> **Document page data**
---+---
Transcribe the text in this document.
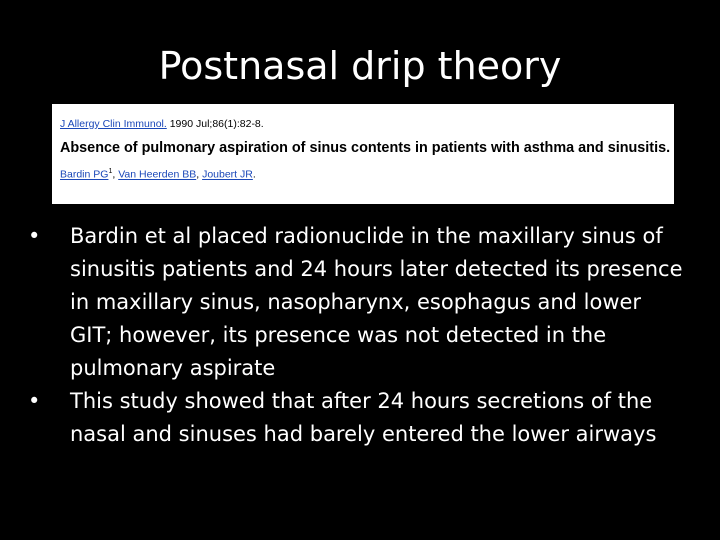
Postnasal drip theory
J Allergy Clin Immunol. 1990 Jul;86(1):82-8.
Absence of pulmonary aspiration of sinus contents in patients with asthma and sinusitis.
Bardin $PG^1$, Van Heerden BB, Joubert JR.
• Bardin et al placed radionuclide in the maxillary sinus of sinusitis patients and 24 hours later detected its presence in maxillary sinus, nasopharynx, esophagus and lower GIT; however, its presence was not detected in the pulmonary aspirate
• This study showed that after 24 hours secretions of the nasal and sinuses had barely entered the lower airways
---+---
> **WORK REQUEST**
One number only, please: the count of lines in the data that hold the word "sinusitis".

> **SOLUTION FOR THIS PROBLEM**
2